Exercise -
Please give the entries again in full and exactly, without any picture.
=-=-=
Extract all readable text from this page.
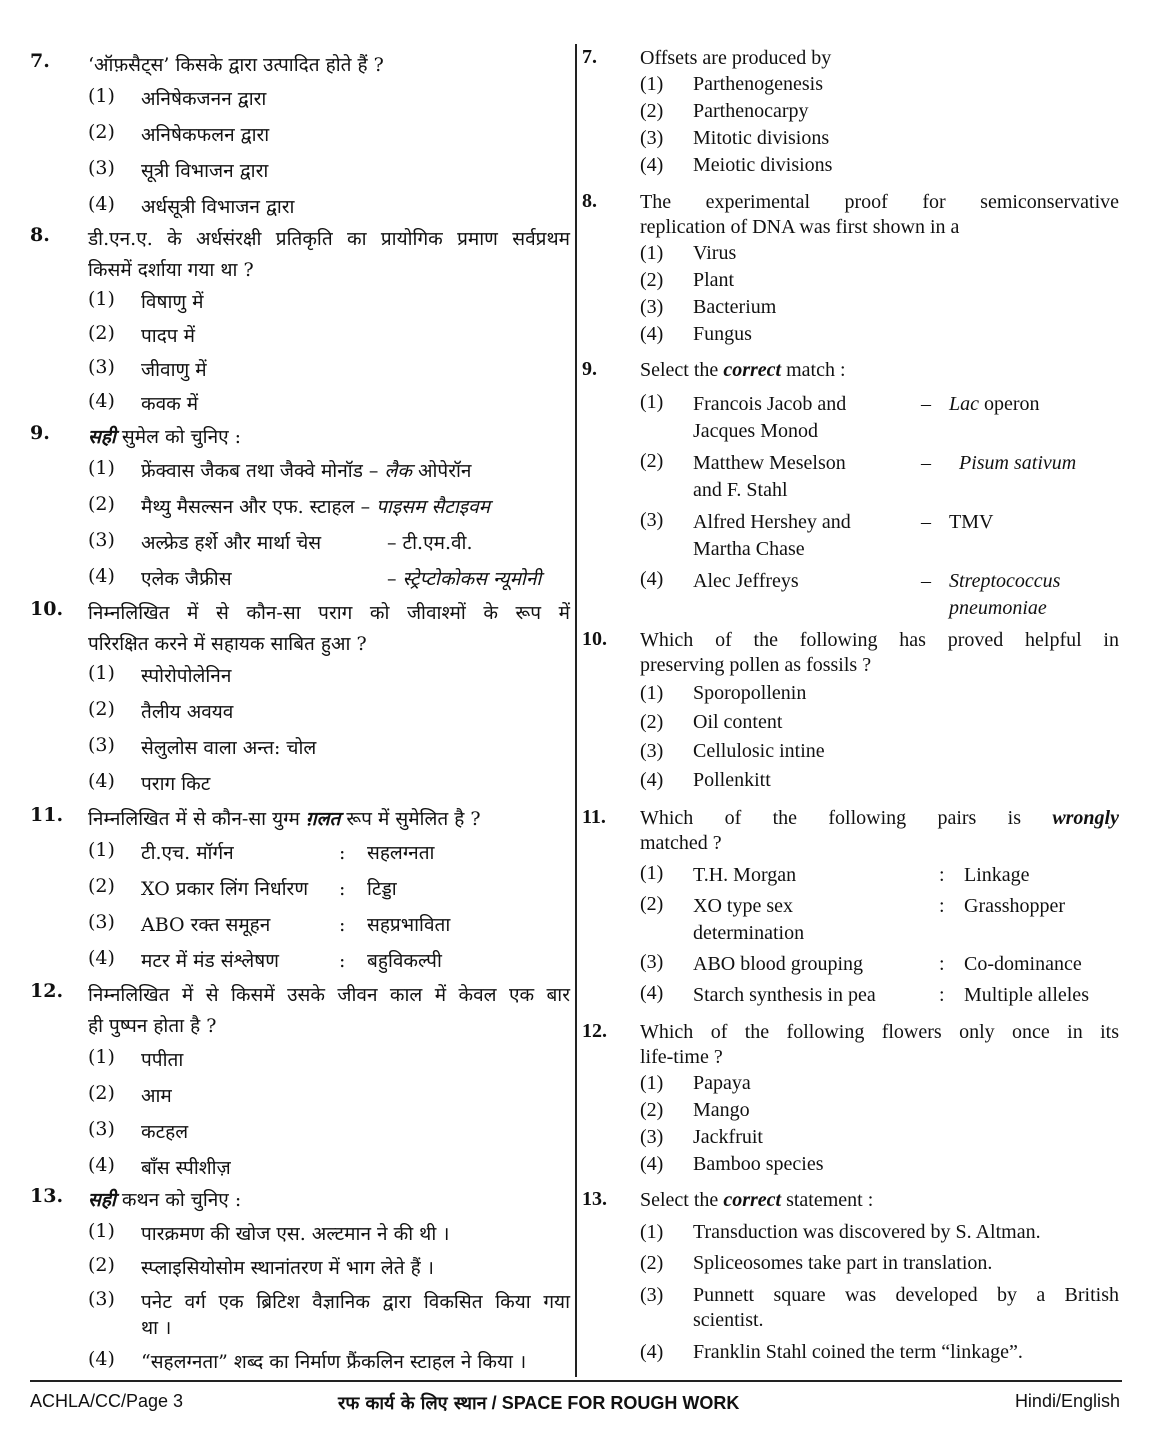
7. ‘ऑफ़सैट्स’ किसके द्वारा उत्पादित होते हैं ?
(1) अनिषेकजनन द्वारा
(2) अनिषेकफलन द्वारा
(3) सूत्री विभाजन द्वारा
(4) अर्धसूत्री विभाजन द्वारा
8. डी.एन.ए. के अर्धसंरक्षी प्रतिकृति का प्रायोगिक प्रमाण सर्वप्रथम
किसमें दर्शाया गया था ?
(1) विषाणु में
(2) पादप में
(3) जीवाणु में
(4) कवक में
9. सही सुमेल को चुनिए :
(1) फ्रेंक्वास जैकब तथा जैक्वे मोनॉड – लैक ओपेरॉन
(2) मैथ्यु मैसल्सन और एफ. स्टाहल – पाइसम सैटाइवम
(3) अल्फ्रेड हर्शे और मार्था चेस	– टी.एम.वी.
(4) एलेक जैफ्रीस	– स्ट्रेप्टोकोकस न्यूमोनी
10. निम्नलिखित में से कौन-सा पराग को जीवाश्मों के रूप में
परिरक्षित करने में सहायक साबित हुआ ?
(1) स्पोरोपोलेनिन
(2) तैलीय अवयव
(3) सेलुलोस वाला अन्त: चोल
(4) पराग किट
11. निम्नलिखित में से कौन-सा युग्म ग़लत रूप में सुमेलित है ?
(1) टी.एच. मॉर्गन	: सहलग्नता
(2) XO प्रकार लिंग निर्धारण : टिड्डा
(3) ABO रक्त समूहन	: सहप्रभाविता
(4) मटर में मंड संश्लेषण	: बहुविकल्पी
12. निम्नलिखित में से किसमें उसके जीवन काल में केवल एक बार
ही पुष्पन होता है ?
(1) पपीता
(2) आम
(3) कटहल
(4) बाँस स्पीशीज़
13. सही कथन को चुनिए :
(1) पारक्रमण की खोज एस. अल्टमान ने की थी ।
(2) स्प्लाइसियोसोम स्थानांतरण में भाग लेते हैं ।
(3) पनेट वर्ग एक ब्रिटिश वैज्ञानिक द्वारा विकसित किया गया
था ।
(4) “सहलग्नता” शब्द का निर्माण फ्रैंकलिन स्टाहल ने किया ।
7. Offsets are produced by
(1) Parthenogenesis
(2) Parthenocarpy
(3) Mitotic divisions
(4) Meiotic divisions
8. The experimental proof for semiconservative
replication of DNA was first shown in a
(1) Virus
(2) Plant
(3) Bacterium
(4) Fungus
9. Select the correct match :
(1) Francois Jacob and
Jacques Monod
– Lac operon
(2) Matthew Meselson
and F. Stahl
–	Pisum sativum
(3) Alfred Hershey and
Martha Chase
– TMV
(4) Alec Jeffreys	– Streptococcus
pneumoniae
10. Which of the following has proved helpful in
preserving pollen as fossils ?
(1) Sporopollenin
(2) Oil content
(3) Cellulosic intine
(4) Pollenkitt
11. Which of the following pairs is wrongly
matched ?
(1) T.H. Morgan	: Linkage
(2) XO type sex
determination
: Grasshopper
(3) ABO blood grouping	: Co-dominance
(4) Starch synthesis in pea	: Multiple alleles
12. Which of the following flowers only once in its
life-time ?
(1) Papaya
(2) Mango
(3) Jackfruit
(4) Bamboo species
13. Select the correct statement :
(1) Transduction was discovered by S. Altman.
(2) Spliceosomes take part in translation.
(3) Punnett square was developed by a British
scientist.
(4) Franklin Stahl coined the term “linkage”.
ACHLA/CC/Page 3	रफ कार्य के लिए स्थान / SPACE FOR ROUGH WORK	Hindi/English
=-=-=
Answer to the exercise -
Extract all readable text from this page.
7. ‘ऑफ़सैट्स’ किसके द्वारा उत्पादित होते हैं ?
(1) अनिषेकजनन द्वारा
(2) अनिषेकफलन द्वारा
(3) सूत्री विभाजन द्वारा
(4) अर्धसूत्री विभाजन द्वारा
8. डी.एन.ए. के अर्धसंरक्षी प्रतिकृति का प्रायोगिक प्रमाण सर्वप्रथम
किसमें दर्शाया गया था ?
(1) विषाणु में
(2) पादप में
(3) जीवाणु में
(4) कवक में
9. सही सुमेल को चुनिए :
(1) फ्रेंक्वास जैकब तथा जैक्वे मोनॉड – लैक ओपेरॉन
(2) मैथ्यु मैसल्सन और एफ. स्टाहल – पाइसम सैटाइवम
(3) अल्फ्रेड हर्शे और मार्था चेस	– टी.एम.वी.
(4) एलेक जैफ्रीस	– स्ट्रेप्टोकोकस न्यूमोनी
10. निम्नलिखित में से कौन-सा पराग को जीवाश्मों के रूप में
परिरक्षित करने में सहायक साबित हुआ ?
(1) स्पोरोपोलेनिन
(2) तैलीय अवयव
(3) सेलुलोस वाला अन्त: चोल
(4) पराग किट
11. निम्नलिखित में से कौन-सा युग्म ग़लत रूप में सुमेलित है ?
(1) टी.एच. मॉर्गन	: सहलग्नता
(2) XO प्रकार लिंग निर्धारण : टिड्डा
(3) ABO रक्त समूहन	: सहप्रभाविता
(4) मटर में मंड संश्लेषण	: बहुविकल्पी
12. निम्नलिखित में से किसमें उसके जीवन काल में केवल एक बार
ही पुष्पन होता है ?
(1) पपीता
(2) आम
(3) कटहल
(4) बाँस स्पीशीज़
13. सही कथन को चुनिए :
(1) पारक्रमण की खोज एस. अल्टमान ने की थी ।
(2) स्प्लाइसियोसोम स्थानांतरण में भाग लेते हैं ।
(3) पनेट वर्ग एक ब्रिटिश वैज्ञानिक द्वारा विकसित किया गया
था ।
(4) “सहलग्नता” शब्द का निर्माण फ्रैंकलिन स्टाहल ने किया ।
7. Offsets are produced by
(1) Parthenogenesis
(2) Parthenocarpy
(3) Mitotic divisions
(4) Meiotic divisions
8. The experimental proof for semiconservative
replication of DNA was first shown in a
(1) Virus
(2) Plant
(3) Bacterium
(4) Fungus
9. Select the correct match :
(1) Francois Jacob and
Jacques Monod
– Lac operon
(2) Matthew Meselson
and F. Stahl
–	Pisum sativum
(3) Alfred Hershey and
Martha Chase
– TMV
(4) Alec Jeffreys	– Streptococcus
pneumoniae
10. Which of the following has proved helpful in
preserving pollen as fossils ?
(1) Sporopollenin
(2) Oil content
(3) Cellulosic intine
(4) Pollenkitt
11. Which of the following pairs is wrongly
matched ?
(1) T.H. Morgan	: Linkage
(2) XO type sex
determination
: Grasshopper
(3) ABO blood grouping	: Co-dominance
(4) Starch synthesis in pea	: Multiple alleles
12. Which of the following flowers only once in its
life-time ?
(1) Papaya
(2) Mango
(3) Jackfruit
(4) Bamboo species
13. Select the correct statement :
(1) Transduction was discovered by S. Altman.
(2) Spliceosomes take part in translation.
(3) Punnett square was developed by a British
scientist.
(4) Franklin Stahl coined the term “linkage”.
ACHLA/CC/Page 3	रफ कार्य के लिए स्थान / SPACE FOR ROUGH WORK	Hindi/English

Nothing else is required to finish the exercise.